_Document excerpt_
+-------+
Having explored Paul’s rejection of passion as a critique of American views of the self, desire and reason, he then simply says Paul’s view is “Not for me, thanks.” He is a little more attentive to the case against marriage as a critique of what he sees as the idolatry of the modern nuclear family, but too quick to dismiss the embarrassment of the ancient texts that find sex shameful. (I’m not suggesting that we should accept it, rather that it offers as much a critique of modern idolatries of sexual “fulfillment” as it does of those of the family.
I’m also not entirely sure where I stand in relation to Martin’s assertive non-foundationalism, and particularly his attack on scriptural or textual foundationalism. I think he offers the most persuasive argument for a community-bounded reader-response criticism that I have yet heard, not least because he takes the communion of saints in history as part of that reader-response community.
And yet … I agree with him that “the original meaning” of the text is always for us a reconstruction, and that the scriptural text itself bears witness to experience as the interpreter of scripture. But I do also think I want to give more weight, in between all the competing readings, to our reconstructed readings of the text in its socio-historical context. I’m just not entirely sure how I justify that, and perhaps its either some latent evangelical or modernist hangover. I think, however, it may also be taking seriously the witness of past readers to how this text (in their many diverse readings) has addressed them in blessing and judgement, in affirmation and disruption, and through that attentive hearing of the other in the text, they have heard and encountered the living Other.
+-------+
_Input data_
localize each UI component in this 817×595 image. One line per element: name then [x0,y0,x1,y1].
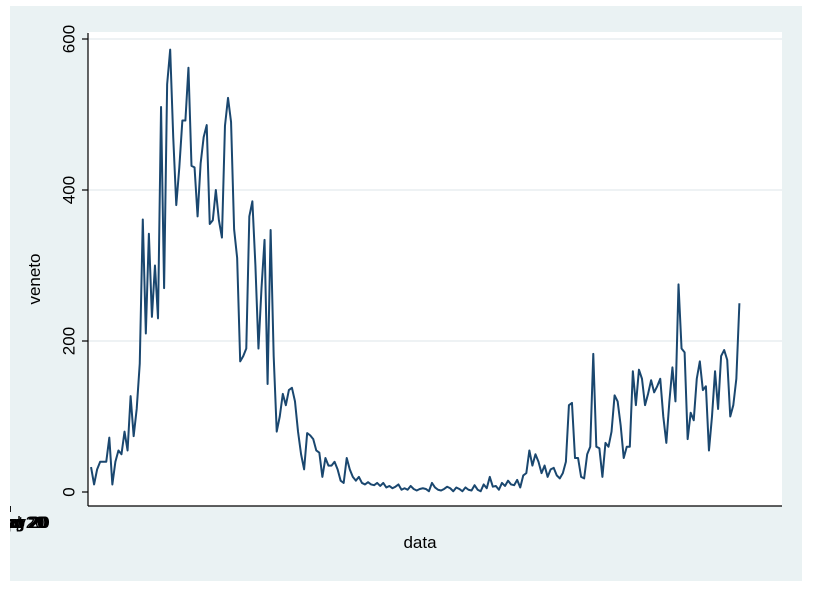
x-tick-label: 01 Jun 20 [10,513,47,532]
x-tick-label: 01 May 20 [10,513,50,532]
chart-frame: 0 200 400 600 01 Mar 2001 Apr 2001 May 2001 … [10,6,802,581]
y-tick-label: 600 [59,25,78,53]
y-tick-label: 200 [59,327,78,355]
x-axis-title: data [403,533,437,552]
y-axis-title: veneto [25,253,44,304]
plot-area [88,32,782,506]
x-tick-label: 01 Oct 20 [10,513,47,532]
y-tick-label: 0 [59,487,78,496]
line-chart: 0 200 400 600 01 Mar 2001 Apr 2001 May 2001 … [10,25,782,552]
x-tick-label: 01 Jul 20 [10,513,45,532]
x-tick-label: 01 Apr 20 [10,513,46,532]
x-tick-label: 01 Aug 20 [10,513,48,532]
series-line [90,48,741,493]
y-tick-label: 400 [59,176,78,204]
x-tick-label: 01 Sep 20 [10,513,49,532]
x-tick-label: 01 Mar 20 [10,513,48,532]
+-------+
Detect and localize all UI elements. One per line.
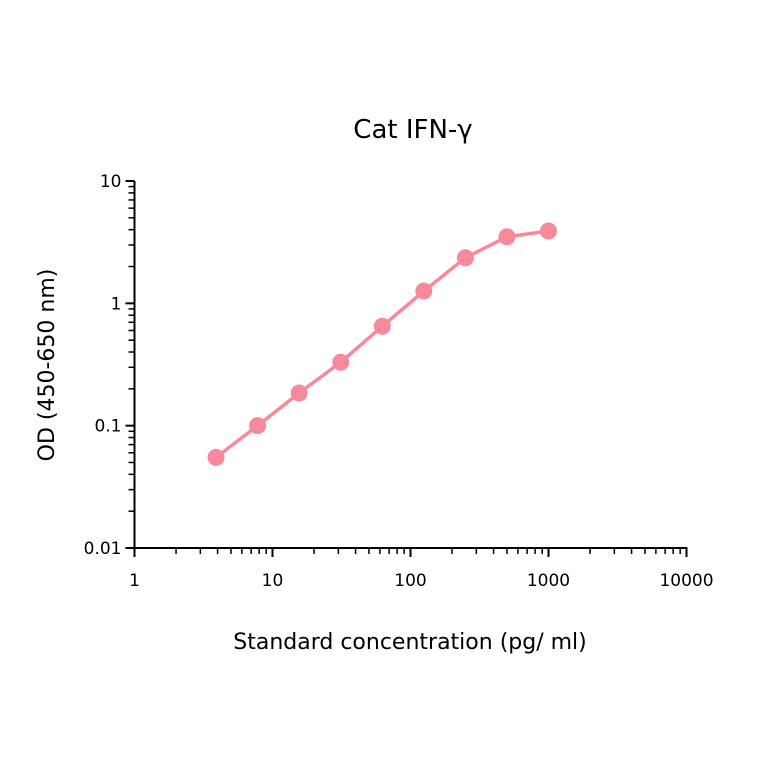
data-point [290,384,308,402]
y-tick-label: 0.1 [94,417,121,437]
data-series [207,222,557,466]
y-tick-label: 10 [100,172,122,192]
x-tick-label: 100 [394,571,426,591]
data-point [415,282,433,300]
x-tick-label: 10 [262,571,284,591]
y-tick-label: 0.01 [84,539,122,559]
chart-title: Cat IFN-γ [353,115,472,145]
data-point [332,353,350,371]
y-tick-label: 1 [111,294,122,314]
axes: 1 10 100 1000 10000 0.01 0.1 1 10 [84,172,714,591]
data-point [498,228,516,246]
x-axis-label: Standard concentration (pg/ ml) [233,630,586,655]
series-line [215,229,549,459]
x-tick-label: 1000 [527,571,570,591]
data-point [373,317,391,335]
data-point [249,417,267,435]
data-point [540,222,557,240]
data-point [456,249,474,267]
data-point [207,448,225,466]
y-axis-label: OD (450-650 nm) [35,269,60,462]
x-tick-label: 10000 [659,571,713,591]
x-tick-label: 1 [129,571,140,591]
+-------+
_Instructions_
1/ According to the passage on scriptural interpretation, what does Martin offer the most persuasive argument for?
2/ Could you rewrite the records from the line containing "localize each UI" down to the line containing "x-tick-label: 01 Mar 20 [10,513,48,532]", replacing "series-line" with "trend-line" and leaving the pictures out?

_Outputs in order_
1/ A community-bounded reader-response criticism.

2/
localize each UI component in this 817×595 image. One line per element: name then [x0,y0,x1,y1].
x-tick-label: 01 Jun 20 [10,513,47,532]
x-tick-label: 01 May 20 [10,513,50,532]
chart-frame: 0 200 400 600 01 Mar 2001 Apr 2001 May 2001 … [10,6,802,581]
y-tick-label: 600 [59,25,78,53]
y-tick-label: 200 [59,327,78,355]
x-axis-title: data [403,533,437,552]
y-axis-title: veneto [25,253,44,304]
plot-area [88,32,782,506]
x-tick-label: 01 Oct 20 [10,513,47,532]
y-tick-label: 0 [59,487,78,496]
line-chart: 0 200 400 600 01 Mar 2001 Apr 2001 May 2001 … [10,25,782,552]
x-tick-label: 01 Jul 20 [10,513,45,532]
x-tick-label: 01 Apr 20 [10,513,46,532]
x-tick-label: 01 Aug 20 [10,513,48,532]
trend-line [90,48,741,493]
y-tick-label: 400 [59,176,78,204]
x-tick-label: 01 Sep 20 [10,513,49,532]
x-tick-label: 01 Mar 20 [10,513,48,532]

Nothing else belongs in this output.